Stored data
▬▬▬▬▬▬▬▬▬▬

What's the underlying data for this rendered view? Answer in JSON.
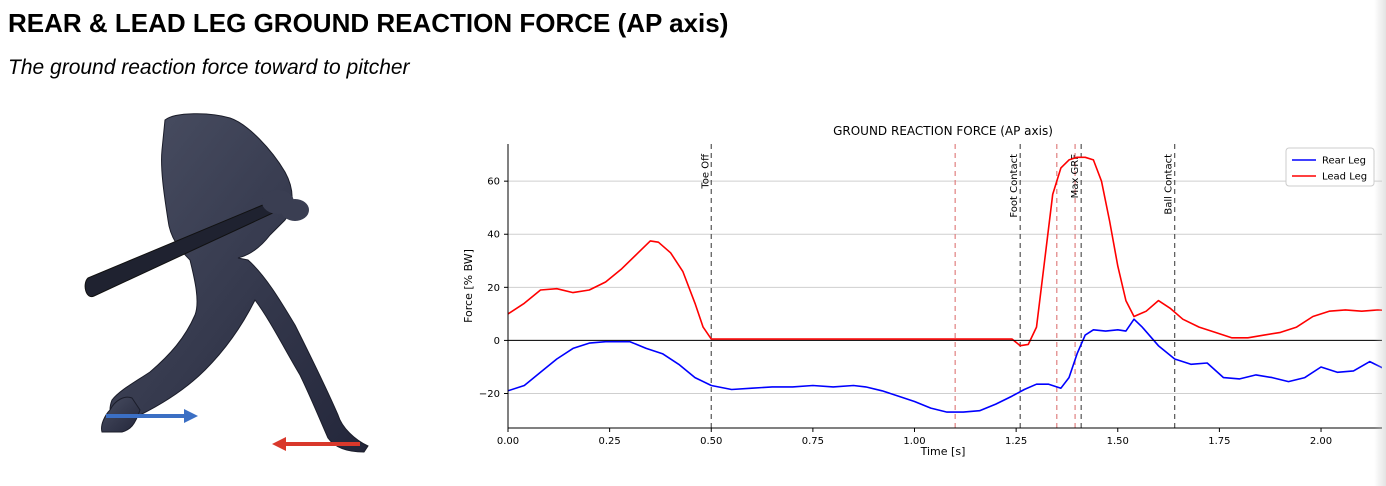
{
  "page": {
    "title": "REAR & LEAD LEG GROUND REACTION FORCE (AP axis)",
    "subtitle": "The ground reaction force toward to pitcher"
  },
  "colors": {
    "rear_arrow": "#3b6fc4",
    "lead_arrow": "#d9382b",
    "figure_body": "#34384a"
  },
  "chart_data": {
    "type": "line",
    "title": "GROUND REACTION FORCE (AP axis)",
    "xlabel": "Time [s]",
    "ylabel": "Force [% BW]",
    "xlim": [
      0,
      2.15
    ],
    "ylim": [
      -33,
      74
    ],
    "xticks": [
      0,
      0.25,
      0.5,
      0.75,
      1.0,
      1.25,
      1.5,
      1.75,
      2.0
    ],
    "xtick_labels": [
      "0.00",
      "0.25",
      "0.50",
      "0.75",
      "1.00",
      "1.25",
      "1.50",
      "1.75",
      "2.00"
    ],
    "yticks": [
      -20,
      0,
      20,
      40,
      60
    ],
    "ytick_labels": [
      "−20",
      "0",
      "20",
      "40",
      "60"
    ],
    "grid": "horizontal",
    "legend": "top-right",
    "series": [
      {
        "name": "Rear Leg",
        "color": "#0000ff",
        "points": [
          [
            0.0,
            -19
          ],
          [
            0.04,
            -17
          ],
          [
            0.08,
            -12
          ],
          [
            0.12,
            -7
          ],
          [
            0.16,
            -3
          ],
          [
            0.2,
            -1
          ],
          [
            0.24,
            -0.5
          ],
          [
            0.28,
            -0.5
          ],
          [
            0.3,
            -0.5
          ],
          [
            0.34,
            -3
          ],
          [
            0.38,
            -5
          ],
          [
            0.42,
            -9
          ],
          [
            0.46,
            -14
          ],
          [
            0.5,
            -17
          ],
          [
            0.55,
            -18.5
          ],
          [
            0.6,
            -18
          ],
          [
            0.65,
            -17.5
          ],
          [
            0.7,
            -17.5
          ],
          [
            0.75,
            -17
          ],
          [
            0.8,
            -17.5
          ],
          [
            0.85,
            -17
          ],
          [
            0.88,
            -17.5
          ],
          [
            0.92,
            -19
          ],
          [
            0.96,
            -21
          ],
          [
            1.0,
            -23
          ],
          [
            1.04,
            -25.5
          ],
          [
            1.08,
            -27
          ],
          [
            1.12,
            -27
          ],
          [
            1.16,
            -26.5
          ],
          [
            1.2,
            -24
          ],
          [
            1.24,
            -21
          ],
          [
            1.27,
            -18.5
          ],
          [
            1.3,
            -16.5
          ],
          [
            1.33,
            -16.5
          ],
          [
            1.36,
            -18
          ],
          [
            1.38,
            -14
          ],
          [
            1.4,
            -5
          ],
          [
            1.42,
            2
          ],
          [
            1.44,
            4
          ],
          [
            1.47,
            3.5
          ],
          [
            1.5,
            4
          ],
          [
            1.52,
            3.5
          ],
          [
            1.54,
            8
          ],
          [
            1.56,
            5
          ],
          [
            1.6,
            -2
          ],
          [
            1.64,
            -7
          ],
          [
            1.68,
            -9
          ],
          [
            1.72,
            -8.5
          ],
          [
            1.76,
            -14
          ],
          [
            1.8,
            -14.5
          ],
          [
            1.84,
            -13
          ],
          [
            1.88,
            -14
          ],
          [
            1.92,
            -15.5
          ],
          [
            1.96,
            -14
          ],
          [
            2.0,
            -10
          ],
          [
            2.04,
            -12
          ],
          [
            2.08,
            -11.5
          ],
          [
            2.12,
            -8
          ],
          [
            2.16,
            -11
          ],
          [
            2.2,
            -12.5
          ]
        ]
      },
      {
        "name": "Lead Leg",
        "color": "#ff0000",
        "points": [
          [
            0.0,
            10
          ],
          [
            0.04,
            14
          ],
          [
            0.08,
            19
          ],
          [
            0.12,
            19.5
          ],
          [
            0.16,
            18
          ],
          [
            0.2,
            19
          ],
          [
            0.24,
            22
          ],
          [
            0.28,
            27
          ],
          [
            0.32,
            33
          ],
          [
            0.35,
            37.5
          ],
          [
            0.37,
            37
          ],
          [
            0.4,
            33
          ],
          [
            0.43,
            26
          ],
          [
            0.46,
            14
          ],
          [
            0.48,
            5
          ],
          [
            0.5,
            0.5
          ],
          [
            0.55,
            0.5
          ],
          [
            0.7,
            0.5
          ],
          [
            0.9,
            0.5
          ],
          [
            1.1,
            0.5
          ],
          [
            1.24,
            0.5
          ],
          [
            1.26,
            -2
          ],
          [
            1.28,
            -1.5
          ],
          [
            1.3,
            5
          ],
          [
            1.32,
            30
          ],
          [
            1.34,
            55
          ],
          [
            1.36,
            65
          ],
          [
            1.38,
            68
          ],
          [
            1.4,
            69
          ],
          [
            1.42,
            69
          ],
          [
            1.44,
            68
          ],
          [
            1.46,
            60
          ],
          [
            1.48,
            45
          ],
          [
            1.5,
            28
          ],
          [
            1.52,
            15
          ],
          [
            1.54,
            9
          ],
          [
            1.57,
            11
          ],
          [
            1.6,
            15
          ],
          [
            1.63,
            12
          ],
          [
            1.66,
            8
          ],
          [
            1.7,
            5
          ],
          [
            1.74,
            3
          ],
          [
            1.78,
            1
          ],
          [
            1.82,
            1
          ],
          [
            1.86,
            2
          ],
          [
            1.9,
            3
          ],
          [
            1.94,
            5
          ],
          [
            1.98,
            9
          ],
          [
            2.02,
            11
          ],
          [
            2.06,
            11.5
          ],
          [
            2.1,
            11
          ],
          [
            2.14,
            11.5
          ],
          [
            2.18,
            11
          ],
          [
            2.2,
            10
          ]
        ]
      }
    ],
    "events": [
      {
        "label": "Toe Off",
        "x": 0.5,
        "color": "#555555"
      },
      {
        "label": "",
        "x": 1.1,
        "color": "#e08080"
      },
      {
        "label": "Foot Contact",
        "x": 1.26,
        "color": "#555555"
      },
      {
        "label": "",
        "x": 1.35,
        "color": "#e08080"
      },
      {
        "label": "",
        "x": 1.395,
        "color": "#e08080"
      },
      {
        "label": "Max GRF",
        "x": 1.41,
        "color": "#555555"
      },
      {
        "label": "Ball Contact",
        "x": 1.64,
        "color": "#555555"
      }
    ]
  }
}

▬▬▬▬▬▬▬▬▬▬

• [Problem] Write out the entries above word for word. Do not include the pictures.

• [Reply]
What's the underlying data for this rendered view? Answer in JSON.
{
  "page": {
    "title": "REAR & LEAD LEG GROUND REACTION FORCE (AP axis)",
    "subtitle": "The ground reaction force toward to pitcher"
  },
  "colors": {
    "rear_arrow": "#3b6fc4",
    "lead_arrow": "#d9382b",
    "figure_body": "#34384a"
  },
  "chart_data": {
    "type": "line",
    "title": "GROUND REACTION FORCE (AP axis)",
    "xlabel": "Time [s]",
    "ylabel": "Force [% BW]",
    "xlim": [
      0,
      2.15
    ],
    "ylim": [
      -33,
      74
    ],
    "xticks": [
      0,
      0.25,
      0.5,
      0.75,
      1.0,
      1.25,
      1.5,
      1.75,
      2.0
    ],
    "xtick_labels": [
      "0.00",
      "0.25",
      "0.50",
      "0.75",
      "1.00",
      "1.25",
      "1.50",
      "1.75",
      "2.00"
    ],
    "yticks": [
      -20,
      0,
      20,
      40,
      60
    ],
    "ytick_labels": [
      "−20",
      "0",
      "20",
      "40",
      "60"
    ],
    "grid": "horizontal",
    "legend": "top-right",
    "series": [
      {
        "name": "Rear Leg",
        "color": "#0000ff",
        "points": [
          [
            0.0,
            -19
          ],
          [
            0.04,
            -17
          ],
          [
            0.08,
            -12
          ],
          [
            0.12,
            -7
          ],
          [
            0.16,
            -3
          ],
          [
            0.2,
            -1
          ],
          [
            0.24,
            -0.5
          ],
          [
            0.28,
            -0.5
          ],
          [
            0.3,
            -0.5
          ],
          [
            0.34,
            -3
          ],
          [
            0.38,
            -5
          ],
          [
            0.42,
            -9
          ],
          [
            0.46,
            -14
          ],
          [
            0.5,
            -17
          ],
          [
            0.55,
            -18.5
          ],
          [
            0.6,
            -18
          ],
          [
            0.65,
            -17.5
          ],
          [
            0.7,
            -17.5
          ],
          [
            0.75,
            -17
          ],
          [
            0.8,
            -17.5
          ],
          [
            0.85,
            -17
          ],
          [
            0.88,
            -17.5
          ],
          [
            0.92,
            -19
          ],
          [
            0.96,
            -21
          ],
          [
            1.0,
            -23
          ],
          [
            1.04,
            -25.5
          ],
          [
            1.08,
            -27
          ],
          [
            1.12,
            -27
          ],
          [
            1.16,
            -26.5
          ],
          [
            1.2,
            -24
          ],
          [
            1.24,
            -21
          ],
          [
            1.27,
            -18.5
          ],
          [
            1.3,
            -16.5
          ],
          [
            1.33,
            -16.5
          ],
          [
            1.36,
            -18
          ],
          [
            1.38,
            -14
          ],
          [
            1.4,
            -5
          ],
          [
            1.42,
            2
          ],
          [
            1.44,
            4
          ],
          [
            1.47,
            3.5
          ],
          [
            1.5,
            4
          ],
          [
            1.52,
            3.5
          ],
          [
            1.54,
            8
          ],
          [
            1.56,
            5
          ],
          [
            1.6,
            -2
          ],
          [
            1.64,
            -7
          ],
          [
            1.68,
            -9
          ],
          [
            1.72,
            -8.5
          ],
          [
            1.76,
            -14
          ],
          [
            1.8,
            -14.5
          ],
          [
            1.84,
            -13
          ],
          [
            1.88,
            -14
          ],
          [
            1.92,
            -15.5
          ],
          [
            1.96,
            -14
          ],
          [
            2.0,
            -10
          ],
          [
            2.04,
            -12
          ],
          [
            2.08,
            -11.5
          ],
          [
            2.12,
            -8
          ],
          [
            2.16,
            -11
          ],
          [
            2.2,
            -12.5
          ]
        ]
      },
      {
        "name": "Lead Leg",
        "color": "#ff0000",
        "points": [
          [
            0.0,
            10
          ],
          [
            0.04,
            14
          ],
          [
            0.08,
            19
          ],
          [
            0.12,
            19.5
          ],
          [
            0.16,
            18
          ],
          [
            0.2,
            19
          ],
          [
            0.24,
            22
          ],
          [
            0.28,
            27
          ],
          [
            0.32,
            33
          ],
          [
            0.35,
            37.5
          ],
          [
            0.37,
            37
          ],
          [
            0.4,
            33
          ],
          [
            0.43,
            26
          ],
          [
            0.46,
            14
          ],
          [
            0.48,
            5
          ],
          [
            0.5,
            0.5
          ],
          [
            0.55,
            0.5
          ],
          [
            0.7,
            0.5
          ],
          [
            0.9,
            0.5
          ],
          [
            1.1,
            0.5
          ],
          [
            1.24,
            0.5
          ],
          [
            1.26,
            -2
          ],
          [
            1.28,
            -1.5
          ],
          [
            1.3,
            5
          ],
          [
            1.32,
            30
          ],
          [
            1.34,
            55
          ],
          [
            1.36,
            65
          ],
          [
            1.38,
            68
          ],
          [
            1.4,
            69
          ],
          [
            1.42,
            69
          ],
          [
            1.44,
            68
          ],
          [
            1.46,
            60
          ],
          [
            1.48,
            45
          ],
          [
            1.5,
            28
          ],
          [
            1.52,
            15
          ],
          [
            1.54,
            9
          ],
          [
            1.57,
            11
          ],
          [
            1.6,
            15
          ],
          [
            1.63,
            12
          ],
          [
            1.66,
            8
          ],
          [
            1.7,
            5
          ],
          [
            1.74,
            3
          ],
          [
            1.78,
            1
          ],
          [
            1.82,
            1
          ],
          [
            1.86,
            2
          ],
          [
            1.9,
            3
          ],
          [
            1.94,
            5
          ],
          [
            1.98,
            9
          ],
          [
            2.02,
            11
          ],
          [
            2.06,
            11.5
          ],
          [
            2.1,
            11
          ],
          [
            2.14,
            11.5
          ],
          [
            2.18,
            11
          ],
          [
            2.2,
            10
          ]
        ]
      }
    ],
    "events": [
      {
        "label": "Toe Off",
        "x": 0.5,
        "color": "#555555"
      },
      {
        "label": "",
        "x": 1.1,
        "color": "#e08080"
      },
      {
        "label": "Foot Contact",
        "x": 1.26,
        "color": "#555555"
      },
      {
        "label": "",
        "x": 1.35,
        "color": "#e08080"
      },
      {
        "label": "",
        "x": 1.395,
        "color": "#e08080"
      },
      {
        "label": "Max GRF",
        "x": 1.41,
        "color": "#555555"
      },
      {
        "label": "Ball Contact",
        "x": 1.64,
        "color": "#555555"
      }
    ]
  }
}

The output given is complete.